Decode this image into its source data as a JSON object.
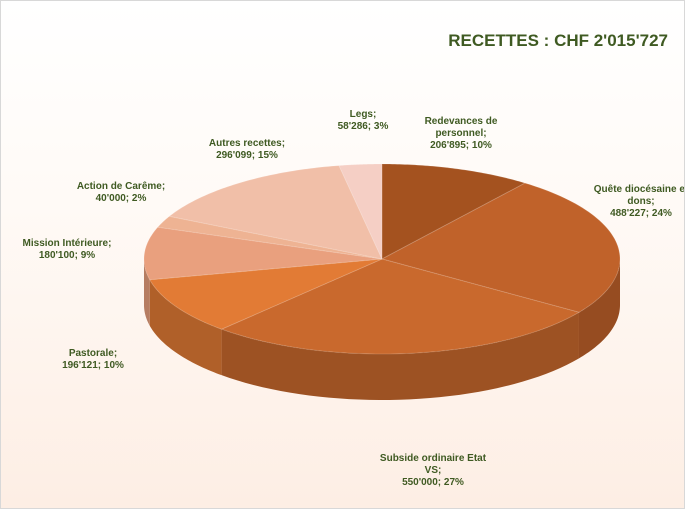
{
  "chart_data": {
    "type": "pie",
    "title": "RECETTES : CHF 2'015'727",
    "categories": [
      "Redevances de personnel;",
      "Quête diocésaine et dons;",
      "Subside ordinaire Etat VS;",
      "Pastorale;",
      "Mission Intérieure;",
      "Action de Carême;",
      "Autres recettes;",
      "Legs;"
    ],
    "values": [
      206895,
      488227,
      550000,
      196121,
      180100,
      40000,
      296099,
      58286
    ],
    "value_labels": [
      "206'895; 10%",
      "488'227; 24%",
      "550'000; 27%",
      "196'121; 10%",
      "180'100; 9%",
      "40'000; 2%",
      "296'099; 15%",
      "58'286; 3%"
    ],
    "colors": [
      "#a4521f",
      "#c0622a",
      "#c9692d",
      "#e27b35",
      "#e9a07e",
      "#eeb393",
      "#f1bfa8",
      "#f5cfc5"
    ]
  }
}
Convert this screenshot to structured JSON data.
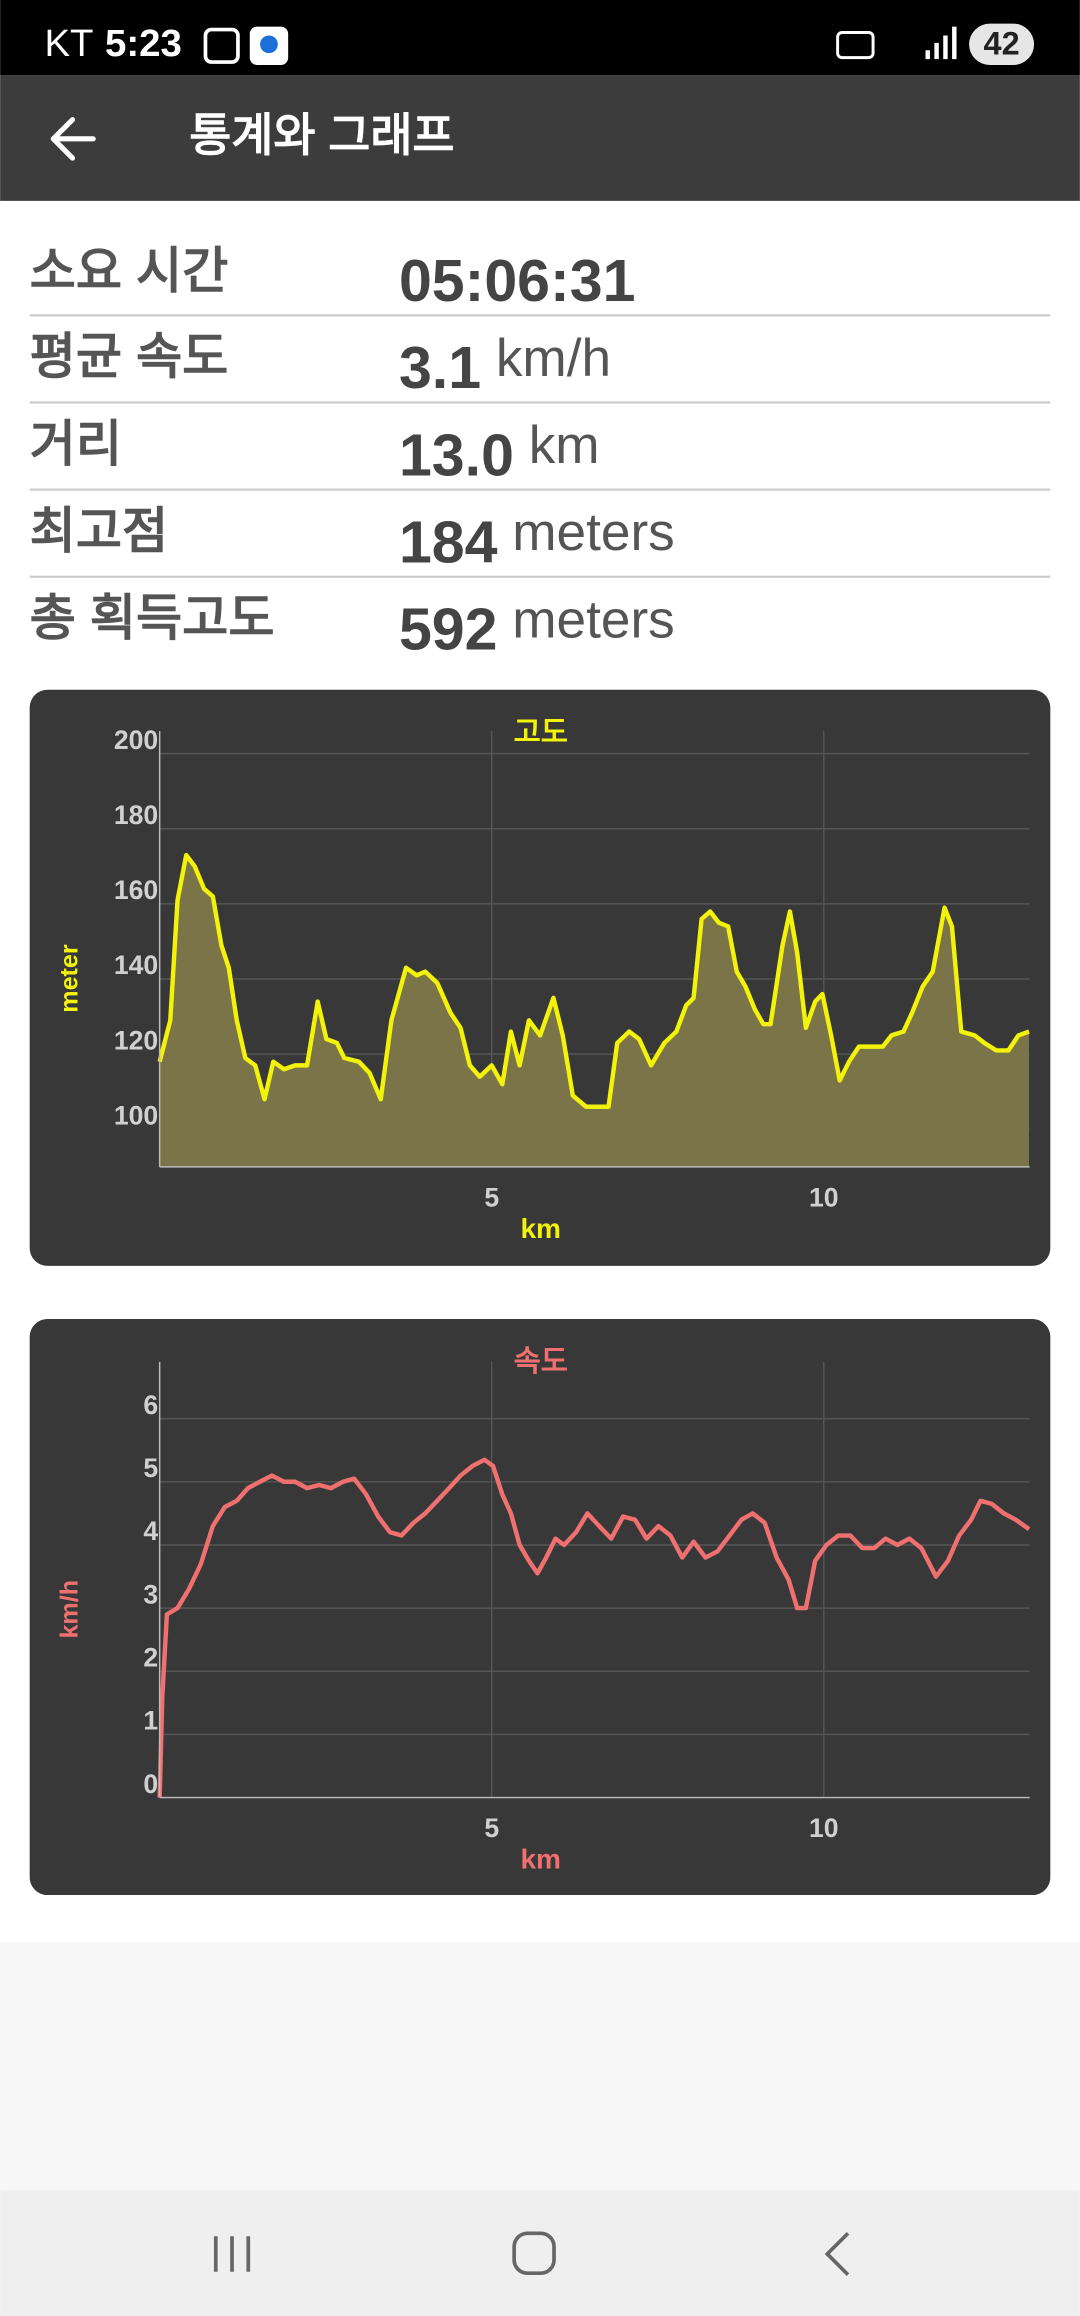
{
  "status_bar": {
    "carrier": "KT",
    "time": "5:23",
    "battery": "42"
  },
  "app_bar": {
    "title": "통계와 그래프"
  },
  "stats": [
    {
      "label": "소요 시간",
      "value": "05:06:31"
    },
    {
      "label": "평균 속도",
      "value": "3.1",
      "unit": "km/h"
    },
    {
      "label": "거리",
      "value": "13.0",
      "unit": "km"
    },
    {
      "label": "최고점",
      "value": "184",
      "unit": "meters"
    },
    {
      "label": "총 획득고도",
      "value": "592",
      "unit": "meters"
    }
  ],
  "chart_data": [
    {
      "type": "area",
      "title": "고도",
      "x_label": "km",
      "y_label": "meter",
      "color": "#f2f20a",
      "fill_color": "#7a7448",
      "grid": true,
      "xlim": [
        0,
        13.1
      ],
      "xticks": [
        5,
        10
      ],
      "ylim": [
        90,
        206
      ],
      "yticks": [
        100,
        120,
        140,
        160,
        180,
        200
      ],
      "x": [
        0,
        0.16,
        0.27,
        0.4,
        0.53,
        0.67,
        0.8,
        0.93,
        1.04,
        1.16,
        1.29,
        1.44,
        1.58,
        1.71,
        1.87,
        2.04,
        2.22,
        2.38,
        2.51,
        2.67,
        2.78,
        3.0,
        3.16,
        3.33,
        3.49,
        3.71,
        3.87,
        4.0,
        4.18,
        4.38,
        4.53,
        4.67,
        4.82,
        5.0,
        5.16,
        5.29,
        5.42,
        5.56,
        5.73,
        5.93,
        6.07,
        6.22,
        6.42,
        6.6,
        6.76,
        6.89,
        7.07,
        7.22,
        7.4,
        7.6,
        7.78,
        7.93,
        8.04,
        8.16,
        8.29,
        8.42,
        8.56,
        8.69,
        8.82,
        8.96,
        9.09,
        9.2,
        9.38,
        9.49,
        9.6,
        9.73,
        9.87,
        9.98,
        10.11,
        10.24,
        10.38,
        10.53,
        10.71,
        10.89,
        11.02,
        11.2,
        11.33,
        11.49,
        11.64,
        11.82,
        11.93,
        12.07,
        12.27,
        12.42,
        12.6,
        12.78,
        12.93,
        13.09
      ],
      "values": [
        118,
        129,
        161,
        173,
        170,
        164,
        162,
        149,
        143,
        129,
        119,
        117,
        108,
        118,
        116,
        117,
        117,
        134,
        124,
        123,
        119,
        118,
        115,
        108,
        129,
        143,
        141,
        142,
        139,
        131,
        127,
        117,
        114,
        117,
        112,
        126,
        117,
        129,
        125,
        135,
        125,
        109,
        106,
        106,
        106,
        123,
        126,
        124,
        117,
        123,
        126,
        133,
        135,
        156,
        158,
        155,
        154,
        142,
        138,
        132,
        128,
        128,
        149,
        158,
        147,
        127,
        134,
        136,
        125,
        113,
        118,
        122,
        122,
        122,
        125,
        126,
        131,
        138,
        142,
        159,
        154,
        126,
        125,
        123,
        121,
        121,
        125,
        126
      ]
    },
    {
      "type": "line",
      "title": "속도",
      "x_label": "km",
      "y_label": "km/h",
      "color": "#f07070",
      "grid": true,
      "xlim": [
        0,
        13.1
      ],
      "xticks": [
        5,
        10
      ],
      "ylim": [
        0,
        6.9
      ],
      "yticks": [
        0,
        1,
        2,
        3,
        4,
        5,
        6
      ],
      "x": [
        0,
        0.04,
        0.11,
        0.27,
        0.44,
        0.62,
        0.8,
        0.98,
        1.16,
        1.33,
        1.51,
        1.69,
        1.87,
        2.04,
        2.22,
        2.4,
        2.58,
        2.76,
        2.93,
        3.11,
        3.29,
        3.47,
        3.64,
        3.82,
        4.0,
        4.18,
        4.36,
        4.53,
        4.71,
        4.89,
        5.02,
        5.16,
        5.29,
        5.42,
        5.56,
        5.69,
        5.82,
        5.96,
        6.09,
        6.27,
        6.44,
        6.62,
        6.8,
        6.98,
        7.16,
        7.33,
        7.51,
        7.69,
        7.87,
        8.04,
        8.22,
        8.4,
        8.58,
        8.76,
        8.93,
        9.11,
        9.29,
        9.47,
        9.6,
        9.73,
        9.87,
        10.04,
        10.22,
        10.4,
        10.58,
        10.76,
        10.93,
        11.11,
        11.29,
        11.47,
        11.69,
        11.87,
        12.04,
        12.22,
        12.36,
        12.53,
        12.71,
        12.89,
        13.09
      ],
      "values": [
        0,
        1.6,
        2.9,
        3.0,
        3.3,
        3.7,
        4.3,
        4.6,
        4.7,
        4.9,
        5.0,
        5.1,
        5.0,
        5.0,
        4.9,
        4.95,
        4.9,
        5.0,
        5.05,
        4.8,
        4.45,
        4.2,
        4.15,
        4.35,
        4.5,
        4.7,
        4.9,
        5.1,
        5.25,
        5.35,
        5.25,
        4.8,
        4.5,
        4.0,
        3.75,
        3.55,
        3.8,
        4.1,
        4.0,
        4.2,
        4.5,
        4.3,
        4.1,
        4.45,
        4.4,
        4.1,
        4.3,
        4.15,
        3.8,
        4.05,
        3.8,
        3.9,
        4.15,
        4.4,
        4.5,
        4.35,
        3.8,
        3.45,
        3.0,
        3.0,
        3.75,
        4.0,
        4.15,
        4.15,
        3.95,
        3.95,
        4.1,
        4.0,
        4.1,
        3.95,
        3.5,
        3.75,
        4.15,
        4.4,
        4.7,
        4.65,
        4.5,
        4.4,
        4.25
      ]
    }
  ]
}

_ _ _ _ _ _ _

### Goal
Leave out the pictures and give the rest of the records again exactly.

### Final answer
Decode this image into its source data as a JSON object.
{
  "chart_data": {
    "type": "pie",
    "title": "RECETTES : CHF 2'015'727",
    "categories": [
      "Redevances de personnel;",
      "Quête diocésaine et dons;",
      "Subside ordinaire Etat VS;",
      "Pastorale;",
      "Mission Intérieure;",
      "Action de Carême;",
      "Autres recettes;",
      "Legs;"
    ],
    "values": [
      206895,
      488227,
      550000,
      196121,
      180100,
      40000,
      296099,
      58286
    ],
    "value_labels": [
      "206'895; 10%",
      "488'227; 24%",
      "550'000; 27%",
      "196'121; 10%",
      "180'100; 9%",
      "40'000; 2%",
      "296'099; 15%",
      "58'286; 3%"
    ],
    "colors": [
      "#a4521f",
      "#c0622a",
      "#c9692d",
      "#e27b35",
      "#e9a07e",
      "#eeb393",
      "#f1bfa8",
      "#f5cfc5"
    ]
  }
}
Convert this screenshot to structured JSON data.
{
  "status_bar": {
    "carrier": "KT",
    "time": "5:23",
    "battery": "42"
  },
  "app_bar": {
    "title": "통계와 그래프"
  },
  "stats": [
    {
      "label": "소요 시간",
      "value": "05:06:31"
    },
    {
      "label": "평균 속도",
      "value": "3.1",
      "unit": "km/h"
    },
    {
      "label": "거리",
      "value": "13.0",
      "unit": "km"
    },
    {
      "label": "최고점",
      "value": "184",
      "unit": "meters"
    },
    {
      "label": "총 획득고도",
      "value": "592",
      "unit": "meters"
    }
  ],
  "chart_data": [
    {
      "type": "area",
      "title": "고도",
      "x_label": "km",
      "y_label": "meter",
      "color": "#f2f20a",
      "fill_color": "#7a7448",
      "grid": true,
      "xlim": [
        0,
        13.1
      ],
      "xticks": [
        5,
        10
      ],
      "ylim": [
        90,
        206
      ],
      "yticks": [
        100,
        120,
        140,
        160,
        180,
        200
      ],
      "x": [
        0,
        0.16,
        0.27,
        0.4,
        0.53,
        0.67,
        0.8,
        0.93,
        1.04,
        1.16,
        1.29,
        1.44,
        1.58,
        1.71,
        1.87,
        2.04,
        2.22,
        2.38,
        2.51,
        2.67,
        2.78,
        3.0,
        3.16,
        3.33,
        3.49,
        3.71,
        3.87,
        4.0,
        4.18,
        4.38,
        4.53,
        4.67,
        4.82,
        5.0,
        5.16,
        5.29,
        5.42,
        5.56,
        5.73,
        5.93,
        6.07,
        6.22,
        6.42,
        6.6,
        6.76,
        6.89,
        7.07,
        7.22,
        7.4,
        7.6,
        7.78,
        7.93,
        8.04,
        8.16,
        8.29,
        8.42,
        8.56,
        8.69,
        8.82,
        8.96,
        9.09,
        9.2,
        9.38,
        9.49,
        9.6,
        9.73,
        9.87,
        9.98,
        10.11,
        10.24,
        10.38,
        10.53,
        10.71,
        10.89,
        11.02,
        11.2,
        11.33,
        11.49,
        11.64,
        11.82,
        11.93,
        12.07,
        12.27,
        12.42,
        12.6,
        12.78,
        12.93,
        13.09
      ],
      "values": [
        118,
        129,
        161,
        173,
        170,
        164,
        162,
        149,
        143,
        129,
        119,
        117,
        108,
        118,
        116,
        117,
        117,
        134,
        124,
        123,
        119,
        118,
        115,
        108,
        129,
        143,
        141,
        142,
        139,
        131,
        127,
        117,
        114,
        117,
        112,
        126,
        117,
        129,
        125,
        135,
        125,
        109,
        106,
        106,
        106,
        123,
        126,
        124,
        117,
        123,
        126,
        133,
        135,
        156,
        158,
        155,
        154,
        142,
        138,
        132,
        128,
        128,
        149,
        158,
        147,
        127,
        134,
        136,
        125,
        113,
        118,
        122,
        122,
        122,
        125,
        126,
        131,
        138,
        142,
        159,
        154,
        126,
        125,
        123,
        121,
        121,
        125,
        126
      ]
    },
    {
      "type": "line",
      "title": "속도",
      "x_label": "km",
      "y_label": "km/h",
      "color": "#f07070",
      "grid": true,
      "xlim": [
        0,
        13.1
      ],
      "xticks": [
        5,
        10
      ],
      "ylim": [
        0,
        6.9
      ],
      "yticks": [
        0,
        1,
        2,
        3,
        4,
        5,
        6
      ],
      "x": [
        0,
        0.04,
        0.11,
        0.27,
        0.44,
        0.62,
        0.8,
        0.98,
        1.16,
        1.33,
        1.51,
        1.69,
        1.87,
        2.04,
        2.22,
        2.4,
        2.58,
        2.76,
        2.93,
        3.11,
        3.29,
        3.47,
        3.64,
        3.82,
        4.0,
        4.18,
        4.36,
        4.53,
        4.71,
        4.89,
        5.02,
        5.16,
        5.29,
        5.42,
        5.56,
        5.69,
        5.82,
        5.96,
        6.09,
        6.27,
        6.44,
        6.62,
        6.8,
        6.98,
        7.16,
        7.33,
        7.51,
        7.69,
        7.87,
        8.04,
        8.22,
        8.4,
        8.58,
        8.76,
        8.93,
        9.11,
        9.29,
        9.47,
        9.6,
        9.73,
        9.87,
        10.04,
        10.22,
        10.4,
        10.58,
        10.76,
        10.93,
        11.11,
        11.29,
        11.47,
        11.69,
        11.87,
        12.04,
        12.22,
        12.36,
        12.53,
        12.71,
        12.89,
        13.09
      ],
      "values": [
        0,
        1.6,
        2.9,
        3.0,
        3.3,
        3.7,
        4.3,
        4.6,
        4.7,
        4.9,
        5.0,
        5.1,
        5.0,
        5.0,
        4.9,
        4.95,
        4.9,
        5.0,
        5.05,
        4.8,
        4.45,
        4.2,
        4.15,
        4.35,
        4.5,
        4.7,
        4.9,
        5.1,
        5.25,
        5.35,
        5.25,
        4.8,
        4.5,
        4.0,
        3.75,
        3.55,
        3.8,
        4.1,
        4.0,
        4.2,
        4.5,
        4.3,
        4.1,
        4.45,
        4.4,
        4.1,
        4.3,
        4.15,
        3.8,
        4.05,
        3.8,
        3.9,
        4.15,
        4.4,
        4.5,
        4.35,
        3.8,
        3.45,
        3.0,
        3.0,
        3.75,
        4.0,
        4.15,
        4.15,
        3.95,
        3.95,
        4.1,
        4.0,
        4.1,
        3.95,
        3.5,
        3.75,
        4.15,
        4.4,
        4.7,
        4.65,
        4.5,
        4.4,
        4.25
      ]
    }
  ]
}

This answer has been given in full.